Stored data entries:
+--
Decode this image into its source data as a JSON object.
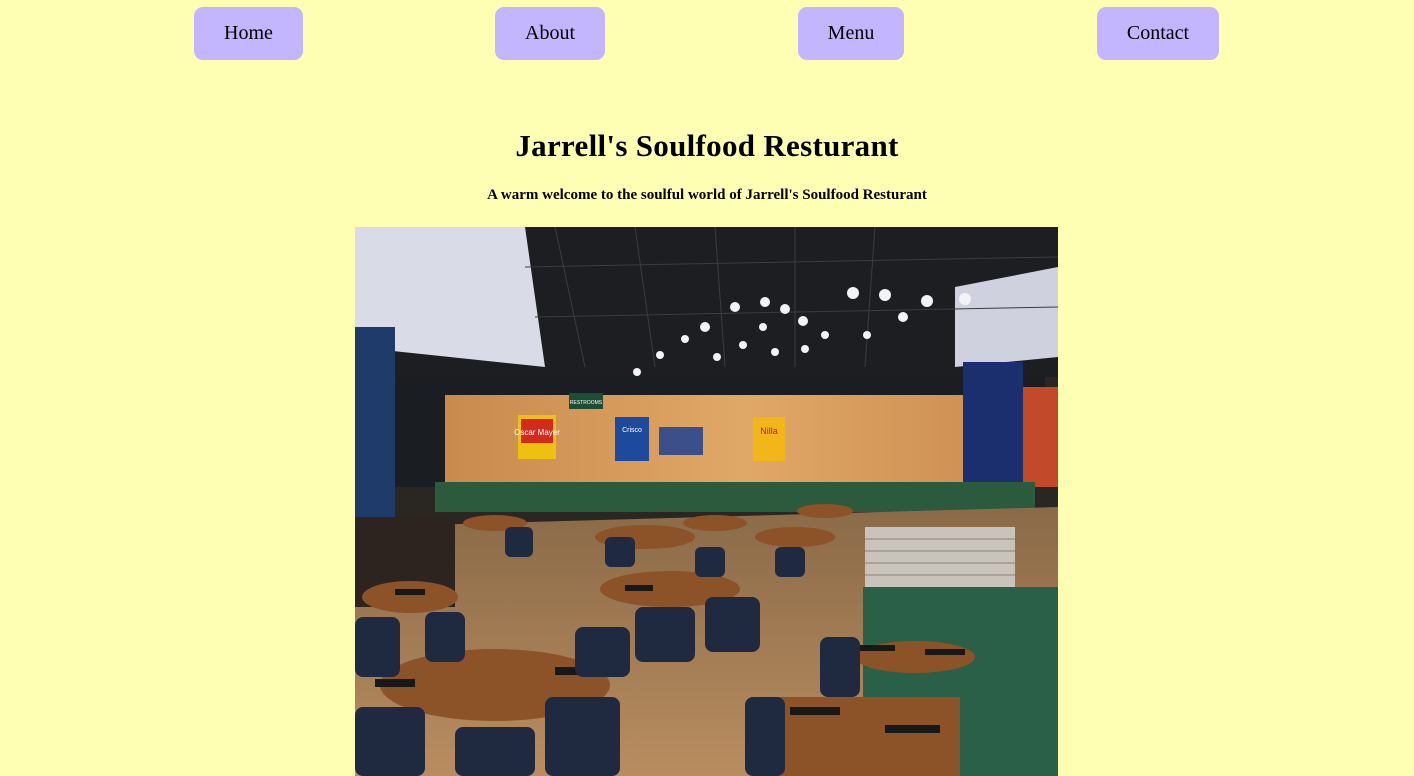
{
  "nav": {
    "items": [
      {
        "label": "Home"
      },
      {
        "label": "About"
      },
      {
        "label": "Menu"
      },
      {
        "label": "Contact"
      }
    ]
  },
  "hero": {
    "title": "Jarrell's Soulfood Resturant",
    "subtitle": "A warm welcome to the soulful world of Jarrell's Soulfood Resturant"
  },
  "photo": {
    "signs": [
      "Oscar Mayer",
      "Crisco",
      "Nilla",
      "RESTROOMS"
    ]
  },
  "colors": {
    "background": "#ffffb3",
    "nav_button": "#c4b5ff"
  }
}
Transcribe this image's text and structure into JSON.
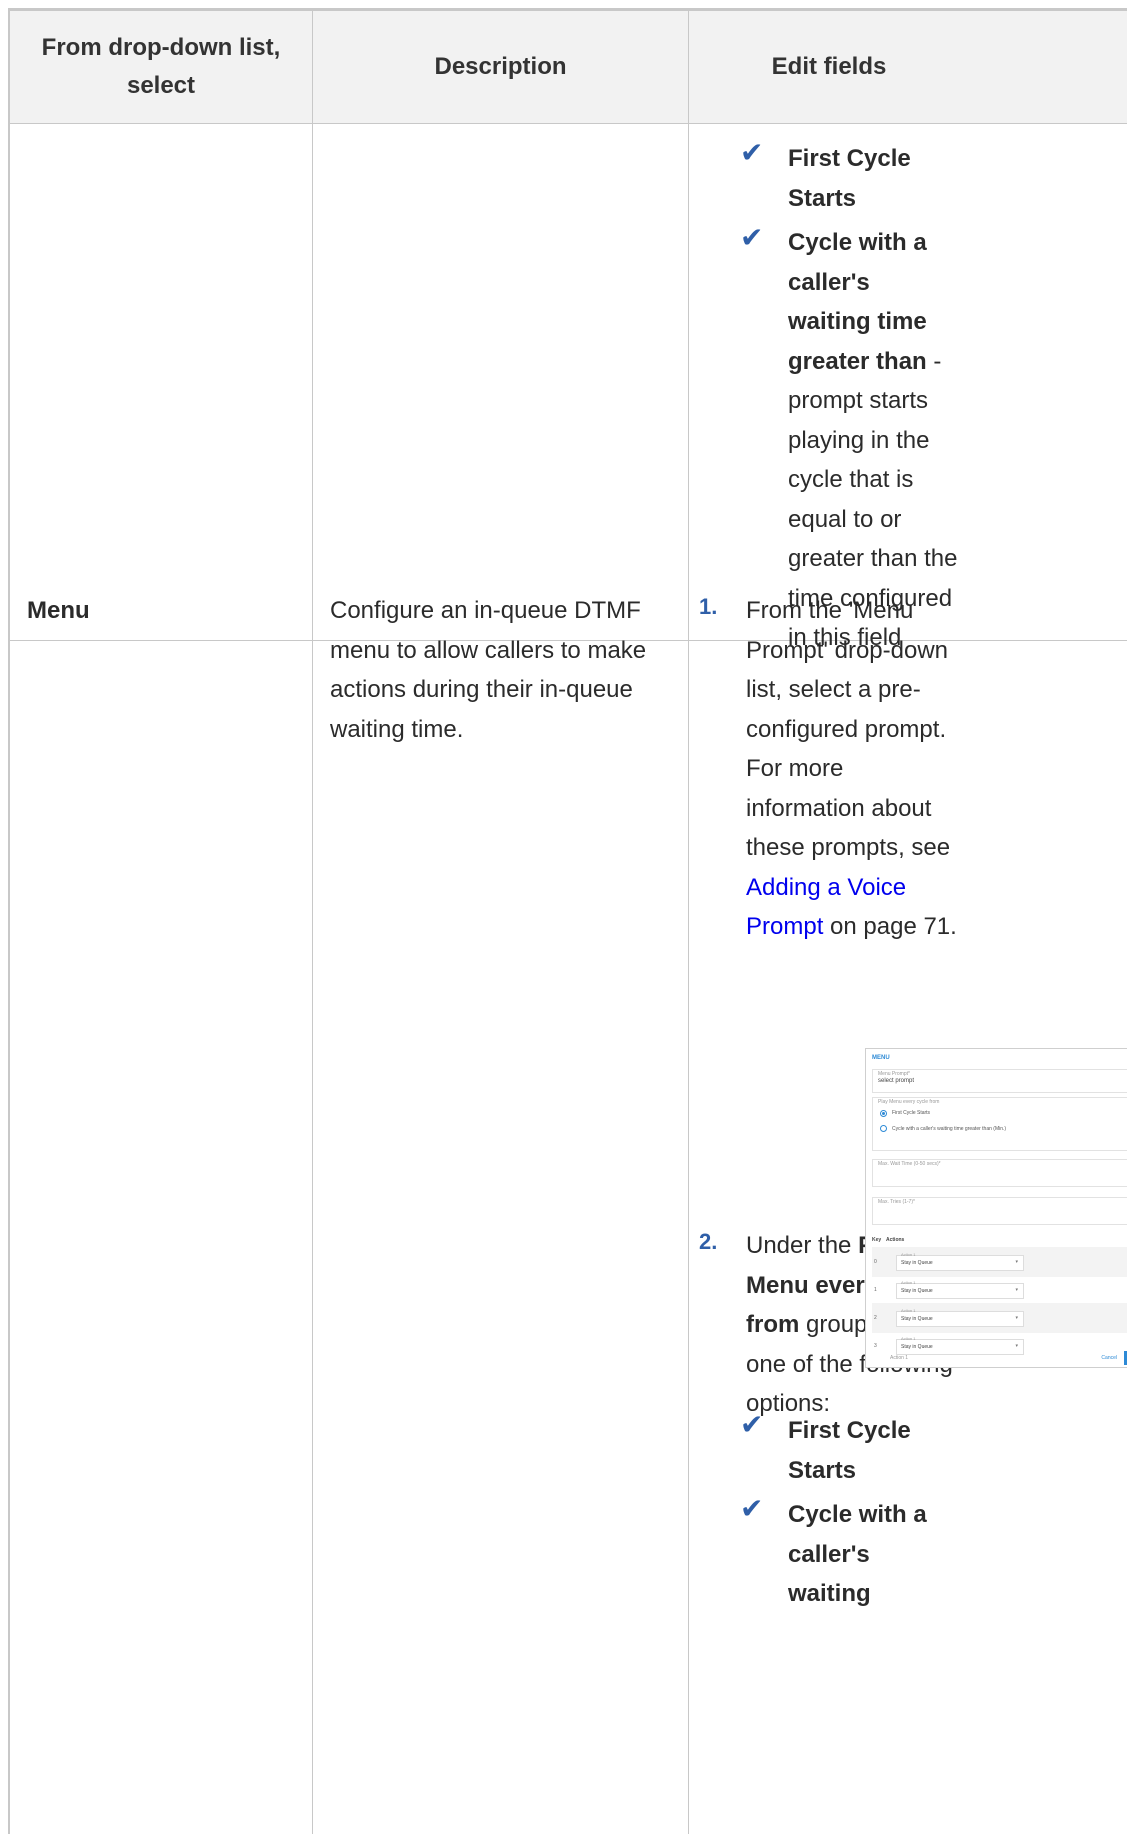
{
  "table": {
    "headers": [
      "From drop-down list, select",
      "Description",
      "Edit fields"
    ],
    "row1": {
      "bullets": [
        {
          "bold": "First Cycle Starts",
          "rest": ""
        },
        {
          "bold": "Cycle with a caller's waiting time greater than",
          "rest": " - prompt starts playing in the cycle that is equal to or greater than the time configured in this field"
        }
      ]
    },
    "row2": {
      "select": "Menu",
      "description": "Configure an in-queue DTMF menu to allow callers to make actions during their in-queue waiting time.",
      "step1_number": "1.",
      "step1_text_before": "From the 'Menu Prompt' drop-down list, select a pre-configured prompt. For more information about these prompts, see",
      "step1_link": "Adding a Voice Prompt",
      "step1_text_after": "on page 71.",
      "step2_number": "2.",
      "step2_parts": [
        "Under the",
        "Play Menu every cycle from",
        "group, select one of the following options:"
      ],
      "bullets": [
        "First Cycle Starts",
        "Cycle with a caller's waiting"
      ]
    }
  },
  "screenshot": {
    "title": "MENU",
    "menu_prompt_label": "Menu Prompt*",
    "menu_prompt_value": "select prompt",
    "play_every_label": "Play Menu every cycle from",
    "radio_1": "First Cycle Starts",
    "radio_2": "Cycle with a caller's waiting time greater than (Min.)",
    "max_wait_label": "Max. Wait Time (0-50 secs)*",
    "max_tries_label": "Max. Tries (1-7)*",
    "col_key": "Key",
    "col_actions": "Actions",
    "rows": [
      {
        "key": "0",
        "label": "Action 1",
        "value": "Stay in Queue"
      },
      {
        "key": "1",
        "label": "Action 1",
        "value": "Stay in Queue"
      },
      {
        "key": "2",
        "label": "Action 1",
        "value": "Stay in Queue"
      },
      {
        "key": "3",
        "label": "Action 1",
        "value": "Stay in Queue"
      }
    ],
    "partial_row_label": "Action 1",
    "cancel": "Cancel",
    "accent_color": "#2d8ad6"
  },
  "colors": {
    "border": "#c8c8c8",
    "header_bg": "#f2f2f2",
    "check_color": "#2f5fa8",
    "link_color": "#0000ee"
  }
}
+--
§ **PROMPT**
Look through the data and gather every line with the string "image" in it.

§ **RESULT OF THE TASK**
Decode this image into its source data as a JSON object.
Transcribe this image's text and structure into JSON.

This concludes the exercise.